▸ **WHAT YOU ARE ASKED TO DO**:
Select and copy out every line in the records containing "Song".

— BEGIN STORED DATA —

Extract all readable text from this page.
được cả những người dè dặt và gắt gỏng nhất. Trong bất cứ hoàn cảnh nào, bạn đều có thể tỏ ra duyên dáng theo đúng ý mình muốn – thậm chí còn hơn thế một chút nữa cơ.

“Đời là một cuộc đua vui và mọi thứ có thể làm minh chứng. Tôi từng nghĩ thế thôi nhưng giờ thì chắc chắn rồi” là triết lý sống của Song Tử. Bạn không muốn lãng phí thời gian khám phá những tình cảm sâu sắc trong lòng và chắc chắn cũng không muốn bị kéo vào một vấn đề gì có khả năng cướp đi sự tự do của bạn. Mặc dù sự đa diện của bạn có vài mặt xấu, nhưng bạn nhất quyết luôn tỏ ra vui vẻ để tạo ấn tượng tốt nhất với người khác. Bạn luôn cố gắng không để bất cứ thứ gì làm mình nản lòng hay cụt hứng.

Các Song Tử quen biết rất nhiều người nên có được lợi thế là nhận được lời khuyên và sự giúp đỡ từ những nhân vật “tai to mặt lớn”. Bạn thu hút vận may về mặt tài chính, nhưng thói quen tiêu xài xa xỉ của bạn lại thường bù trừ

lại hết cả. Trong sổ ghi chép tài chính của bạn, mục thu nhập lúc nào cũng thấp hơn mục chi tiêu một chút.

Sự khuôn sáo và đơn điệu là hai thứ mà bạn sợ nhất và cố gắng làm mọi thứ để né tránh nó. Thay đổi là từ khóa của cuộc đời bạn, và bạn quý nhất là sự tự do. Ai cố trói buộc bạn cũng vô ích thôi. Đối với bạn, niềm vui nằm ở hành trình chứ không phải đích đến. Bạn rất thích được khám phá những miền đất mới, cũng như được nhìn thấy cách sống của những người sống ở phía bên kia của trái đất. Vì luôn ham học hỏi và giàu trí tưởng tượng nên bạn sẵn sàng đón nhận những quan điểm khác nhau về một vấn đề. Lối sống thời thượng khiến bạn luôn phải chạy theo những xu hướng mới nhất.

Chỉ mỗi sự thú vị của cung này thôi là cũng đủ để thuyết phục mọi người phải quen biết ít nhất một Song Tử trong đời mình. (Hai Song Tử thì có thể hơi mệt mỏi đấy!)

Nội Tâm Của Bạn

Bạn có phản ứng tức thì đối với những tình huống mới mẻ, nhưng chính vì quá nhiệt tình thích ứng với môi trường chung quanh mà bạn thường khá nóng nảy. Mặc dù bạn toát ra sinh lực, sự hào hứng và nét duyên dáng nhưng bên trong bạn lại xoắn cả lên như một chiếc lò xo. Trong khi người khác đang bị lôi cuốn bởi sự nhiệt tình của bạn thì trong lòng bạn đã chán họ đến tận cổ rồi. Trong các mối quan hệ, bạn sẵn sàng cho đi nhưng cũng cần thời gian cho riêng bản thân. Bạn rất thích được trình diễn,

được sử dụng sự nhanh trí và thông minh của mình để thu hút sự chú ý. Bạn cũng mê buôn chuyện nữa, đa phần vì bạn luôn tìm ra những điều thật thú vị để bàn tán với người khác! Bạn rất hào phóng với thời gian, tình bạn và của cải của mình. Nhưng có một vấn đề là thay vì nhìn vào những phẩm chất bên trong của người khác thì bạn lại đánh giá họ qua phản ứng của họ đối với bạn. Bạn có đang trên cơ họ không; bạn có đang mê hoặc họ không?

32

— END STORED DATA —

▸ **TASK RESULT**:
“Đời là một cuộc đua vui và mọi thứ có thể làm minh chứng. Tôi từng nghĩ thế thôi nhưng giờ thì chắc chắn rồi” là triết lý sống của Song Tử. Bạn không muốn lãng phí thời gian khám phá những tình cảm sâu sắc trong lòng và chắc chắn cũng không muốn bị kéo vào một vấn đề gì có khả năng cướp đi sự tự do của bạn. Mặc dù sự đa diện của bạn có vài mặt xấu, nhưng bạn nhất quyết luôn tỏ ra vui vẻ để tạo ấn tượng tốt nhất với người khác. Bạn luôn cố gắng không để bất cứ thứ gì làm mình nản lòng hay cụt hứng.
Các Song Tử quen biết rất nhiều người nên có được lợi thế là nhận được lời khuyên và sự giúp đỡ từ những nhân vật “tai to mặt lớn”. Bạn thu hút vận may về mặt tài chính, nhưng thói quen tiêu xài xa xỉ của bạn lại thường bù trừ
Chỉ mỗi sự thú vị của cung này thôi là cũng đủ để thuyết phục mọi người phải quen biết ít nhất một Song Tử trong đời mình. (Hai Song Tử thì có thể hơi mệt mỏi đấy!)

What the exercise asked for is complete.